## Exercise materials
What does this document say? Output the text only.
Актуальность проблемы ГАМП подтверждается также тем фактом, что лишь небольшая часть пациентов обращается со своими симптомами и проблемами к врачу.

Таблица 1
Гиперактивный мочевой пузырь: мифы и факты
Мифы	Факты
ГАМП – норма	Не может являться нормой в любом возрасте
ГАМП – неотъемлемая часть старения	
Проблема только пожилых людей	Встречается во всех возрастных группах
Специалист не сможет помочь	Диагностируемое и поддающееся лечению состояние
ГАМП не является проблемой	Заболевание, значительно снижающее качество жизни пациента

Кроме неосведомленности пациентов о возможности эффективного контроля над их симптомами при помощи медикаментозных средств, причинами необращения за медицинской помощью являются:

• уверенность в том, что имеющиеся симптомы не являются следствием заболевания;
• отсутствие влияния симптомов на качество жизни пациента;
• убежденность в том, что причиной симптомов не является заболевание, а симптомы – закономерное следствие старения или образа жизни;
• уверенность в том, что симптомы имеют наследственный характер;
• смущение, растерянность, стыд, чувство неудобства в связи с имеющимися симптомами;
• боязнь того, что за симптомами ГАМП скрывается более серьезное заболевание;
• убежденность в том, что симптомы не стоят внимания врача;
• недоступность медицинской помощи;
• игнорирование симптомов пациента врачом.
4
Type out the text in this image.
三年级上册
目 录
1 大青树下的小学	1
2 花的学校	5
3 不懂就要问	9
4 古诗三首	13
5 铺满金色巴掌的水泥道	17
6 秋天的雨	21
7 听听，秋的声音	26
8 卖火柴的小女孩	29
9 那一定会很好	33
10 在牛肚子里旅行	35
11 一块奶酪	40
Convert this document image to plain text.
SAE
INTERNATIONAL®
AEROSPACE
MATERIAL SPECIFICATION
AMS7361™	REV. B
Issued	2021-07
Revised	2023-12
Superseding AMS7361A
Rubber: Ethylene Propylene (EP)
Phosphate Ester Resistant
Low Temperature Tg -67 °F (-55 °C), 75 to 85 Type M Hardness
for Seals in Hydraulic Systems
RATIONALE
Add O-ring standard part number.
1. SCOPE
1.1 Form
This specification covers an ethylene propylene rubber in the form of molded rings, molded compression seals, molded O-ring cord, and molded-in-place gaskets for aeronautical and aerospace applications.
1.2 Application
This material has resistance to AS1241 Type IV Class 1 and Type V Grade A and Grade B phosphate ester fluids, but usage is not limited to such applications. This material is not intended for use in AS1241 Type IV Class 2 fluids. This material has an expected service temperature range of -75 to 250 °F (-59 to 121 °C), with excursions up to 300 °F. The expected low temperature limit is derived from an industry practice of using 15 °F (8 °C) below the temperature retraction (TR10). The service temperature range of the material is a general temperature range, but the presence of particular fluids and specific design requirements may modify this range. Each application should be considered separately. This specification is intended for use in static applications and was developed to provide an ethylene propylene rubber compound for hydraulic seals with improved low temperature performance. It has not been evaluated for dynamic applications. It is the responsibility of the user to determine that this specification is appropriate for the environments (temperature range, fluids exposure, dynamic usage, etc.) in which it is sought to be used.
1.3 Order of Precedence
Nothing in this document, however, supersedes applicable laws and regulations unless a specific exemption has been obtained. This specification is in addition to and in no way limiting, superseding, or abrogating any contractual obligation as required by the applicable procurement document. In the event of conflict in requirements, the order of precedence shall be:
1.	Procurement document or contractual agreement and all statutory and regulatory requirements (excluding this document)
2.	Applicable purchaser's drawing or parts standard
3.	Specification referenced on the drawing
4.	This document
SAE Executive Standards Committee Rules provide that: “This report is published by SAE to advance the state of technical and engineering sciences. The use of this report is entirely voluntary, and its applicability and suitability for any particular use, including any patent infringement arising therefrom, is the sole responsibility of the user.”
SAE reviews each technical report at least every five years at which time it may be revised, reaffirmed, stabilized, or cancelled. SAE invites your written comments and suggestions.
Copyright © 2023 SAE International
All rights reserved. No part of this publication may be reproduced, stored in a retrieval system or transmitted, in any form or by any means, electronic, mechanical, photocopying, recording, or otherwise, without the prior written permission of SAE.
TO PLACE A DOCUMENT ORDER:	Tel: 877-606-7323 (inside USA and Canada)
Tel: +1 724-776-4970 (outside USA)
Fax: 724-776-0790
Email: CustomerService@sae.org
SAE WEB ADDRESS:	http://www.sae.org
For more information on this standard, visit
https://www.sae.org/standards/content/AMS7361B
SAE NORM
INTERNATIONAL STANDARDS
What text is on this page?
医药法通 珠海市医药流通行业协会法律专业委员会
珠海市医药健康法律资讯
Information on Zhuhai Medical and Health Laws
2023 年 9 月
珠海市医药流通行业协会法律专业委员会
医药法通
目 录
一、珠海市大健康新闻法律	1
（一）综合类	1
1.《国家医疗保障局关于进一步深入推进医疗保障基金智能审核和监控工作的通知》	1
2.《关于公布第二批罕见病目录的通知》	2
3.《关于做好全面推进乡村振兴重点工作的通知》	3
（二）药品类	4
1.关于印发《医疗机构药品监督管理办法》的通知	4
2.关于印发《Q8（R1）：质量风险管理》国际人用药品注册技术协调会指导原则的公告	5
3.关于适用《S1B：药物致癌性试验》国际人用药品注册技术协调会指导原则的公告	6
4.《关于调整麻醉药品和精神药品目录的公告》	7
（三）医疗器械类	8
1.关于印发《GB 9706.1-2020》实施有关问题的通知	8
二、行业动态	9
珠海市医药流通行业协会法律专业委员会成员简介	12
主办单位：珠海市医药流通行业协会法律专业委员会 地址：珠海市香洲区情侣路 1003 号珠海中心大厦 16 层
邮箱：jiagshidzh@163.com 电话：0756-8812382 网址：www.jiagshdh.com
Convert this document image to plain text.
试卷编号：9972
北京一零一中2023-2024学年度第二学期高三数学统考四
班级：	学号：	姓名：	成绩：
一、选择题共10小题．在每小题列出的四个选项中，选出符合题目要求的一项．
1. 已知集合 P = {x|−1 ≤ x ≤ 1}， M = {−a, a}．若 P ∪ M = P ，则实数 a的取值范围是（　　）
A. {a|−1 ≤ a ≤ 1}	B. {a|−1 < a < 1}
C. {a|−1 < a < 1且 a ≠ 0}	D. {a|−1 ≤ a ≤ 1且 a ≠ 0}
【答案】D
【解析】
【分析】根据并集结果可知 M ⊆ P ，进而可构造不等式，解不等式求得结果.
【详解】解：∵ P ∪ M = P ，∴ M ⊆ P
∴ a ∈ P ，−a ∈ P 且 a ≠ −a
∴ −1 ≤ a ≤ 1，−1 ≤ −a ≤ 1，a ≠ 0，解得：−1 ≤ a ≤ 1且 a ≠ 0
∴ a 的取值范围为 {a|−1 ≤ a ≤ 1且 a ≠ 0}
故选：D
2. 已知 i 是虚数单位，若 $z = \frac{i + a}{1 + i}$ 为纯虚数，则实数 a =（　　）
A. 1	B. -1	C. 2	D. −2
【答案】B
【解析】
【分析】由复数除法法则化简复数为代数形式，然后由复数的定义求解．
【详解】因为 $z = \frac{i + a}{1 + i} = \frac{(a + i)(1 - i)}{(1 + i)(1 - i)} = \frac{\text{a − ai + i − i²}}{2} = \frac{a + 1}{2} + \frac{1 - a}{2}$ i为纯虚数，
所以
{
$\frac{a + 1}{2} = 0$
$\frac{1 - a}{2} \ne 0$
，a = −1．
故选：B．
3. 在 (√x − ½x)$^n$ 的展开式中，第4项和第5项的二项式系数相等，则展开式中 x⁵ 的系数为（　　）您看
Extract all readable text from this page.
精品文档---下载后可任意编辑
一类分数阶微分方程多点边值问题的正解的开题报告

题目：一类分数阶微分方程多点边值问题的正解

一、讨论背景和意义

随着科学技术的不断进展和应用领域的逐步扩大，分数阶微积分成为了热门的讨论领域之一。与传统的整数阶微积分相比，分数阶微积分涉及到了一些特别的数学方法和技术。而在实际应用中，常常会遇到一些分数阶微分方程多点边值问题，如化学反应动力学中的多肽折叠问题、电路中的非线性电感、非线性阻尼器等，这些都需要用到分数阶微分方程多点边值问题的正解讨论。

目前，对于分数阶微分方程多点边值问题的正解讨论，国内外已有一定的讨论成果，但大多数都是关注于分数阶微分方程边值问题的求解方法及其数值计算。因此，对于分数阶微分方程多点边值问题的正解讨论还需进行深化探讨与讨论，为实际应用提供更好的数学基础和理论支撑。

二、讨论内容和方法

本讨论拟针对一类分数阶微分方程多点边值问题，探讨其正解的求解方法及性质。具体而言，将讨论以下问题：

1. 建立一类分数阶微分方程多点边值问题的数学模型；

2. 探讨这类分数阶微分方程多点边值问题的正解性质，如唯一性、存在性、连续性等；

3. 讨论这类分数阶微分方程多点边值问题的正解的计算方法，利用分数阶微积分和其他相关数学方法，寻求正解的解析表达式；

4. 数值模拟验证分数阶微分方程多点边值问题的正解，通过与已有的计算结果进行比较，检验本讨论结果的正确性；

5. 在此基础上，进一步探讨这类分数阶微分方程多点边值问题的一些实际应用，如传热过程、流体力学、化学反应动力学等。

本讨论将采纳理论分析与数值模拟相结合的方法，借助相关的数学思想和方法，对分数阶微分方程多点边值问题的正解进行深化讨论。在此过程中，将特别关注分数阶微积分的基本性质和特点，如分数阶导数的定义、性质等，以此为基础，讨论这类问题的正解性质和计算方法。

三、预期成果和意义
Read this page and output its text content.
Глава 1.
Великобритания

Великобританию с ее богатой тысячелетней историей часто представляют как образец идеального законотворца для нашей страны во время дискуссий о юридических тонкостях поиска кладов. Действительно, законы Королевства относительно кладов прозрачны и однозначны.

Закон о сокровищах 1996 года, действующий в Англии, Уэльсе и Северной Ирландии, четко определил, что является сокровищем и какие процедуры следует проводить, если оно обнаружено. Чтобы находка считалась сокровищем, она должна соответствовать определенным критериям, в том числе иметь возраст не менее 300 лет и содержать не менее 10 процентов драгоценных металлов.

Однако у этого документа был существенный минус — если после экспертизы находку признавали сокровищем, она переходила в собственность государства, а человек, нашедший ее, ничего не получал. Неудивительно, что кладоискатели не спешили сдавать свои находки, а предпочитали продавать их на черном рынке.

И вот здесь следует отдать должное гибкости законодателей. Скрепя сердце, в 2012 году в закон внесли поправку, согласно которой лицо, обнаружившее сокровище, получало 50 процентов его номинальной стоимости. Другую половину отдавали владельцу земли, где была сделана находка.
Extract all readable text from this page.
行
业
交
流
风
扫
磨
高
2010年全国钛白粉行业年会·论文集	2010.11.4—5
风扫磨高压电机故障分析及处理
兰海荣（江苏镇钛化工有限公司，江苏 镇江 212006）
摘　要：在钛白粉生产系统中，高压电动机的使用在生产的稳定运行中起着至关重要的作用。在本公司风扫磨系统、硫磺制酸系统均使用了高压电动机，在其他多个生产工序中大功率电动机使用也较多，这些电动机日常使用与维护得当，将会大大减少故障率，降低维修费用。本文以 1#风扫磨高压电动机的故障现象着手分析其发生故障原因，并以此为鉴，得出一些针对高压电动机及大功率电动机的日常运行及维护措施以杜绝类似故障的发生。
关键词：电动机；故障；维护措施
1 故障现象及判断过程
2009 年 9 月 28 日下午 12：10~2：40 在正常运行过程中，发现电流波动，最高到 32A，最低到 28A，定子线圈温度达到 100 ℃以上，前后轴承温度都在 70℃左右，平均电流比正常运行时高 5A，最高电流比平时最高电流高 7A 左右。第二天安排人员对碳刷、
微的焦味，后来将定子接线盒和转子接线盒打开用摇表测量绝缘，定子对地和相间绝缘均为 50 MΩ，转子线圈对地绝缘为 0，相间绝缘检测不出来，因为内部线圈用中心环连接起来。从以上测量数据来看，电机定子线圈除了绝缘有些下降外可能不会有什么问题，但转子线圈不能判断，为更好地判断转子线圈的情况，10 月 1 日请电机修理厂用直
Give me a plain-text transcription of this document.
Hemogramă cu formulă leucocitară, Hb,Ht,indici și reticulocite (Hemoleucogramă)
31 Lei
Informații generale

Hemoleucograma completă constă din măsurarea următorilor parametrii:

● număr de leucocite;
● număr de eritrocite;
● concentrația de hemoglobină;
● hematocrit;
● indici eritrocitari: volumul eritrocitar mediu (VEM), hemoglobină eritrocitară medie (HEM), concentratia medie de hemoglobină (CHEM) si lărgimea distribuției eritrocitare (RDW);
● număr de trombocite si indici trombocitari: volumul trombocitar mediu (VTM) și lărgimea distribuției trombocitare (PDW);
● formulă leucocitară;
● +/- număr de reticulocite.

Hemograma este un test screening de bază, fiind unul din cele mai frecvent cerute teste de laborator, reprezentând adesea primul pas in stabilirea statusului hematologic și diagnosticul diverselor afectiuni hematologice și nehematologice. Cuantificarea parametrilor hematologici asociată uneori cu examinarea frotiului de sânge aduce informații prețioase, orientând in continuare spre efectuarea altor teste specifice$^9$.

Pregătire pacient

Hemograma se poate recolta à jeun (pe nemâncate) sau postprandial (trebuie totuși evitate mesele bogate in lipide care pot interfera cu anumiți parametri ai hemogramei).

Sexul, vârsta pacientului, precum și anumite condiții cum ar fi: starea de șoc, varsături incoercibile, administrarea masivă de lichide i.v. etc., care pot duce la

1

## What is asked
Pick out and copy every line that contains the word "leucocitară".

## Task answer
Hemogramă cu formulă leucocitară, Hb,Ht,indici și reticulocite (Hemoleucogramă)
● formulă leucocitară;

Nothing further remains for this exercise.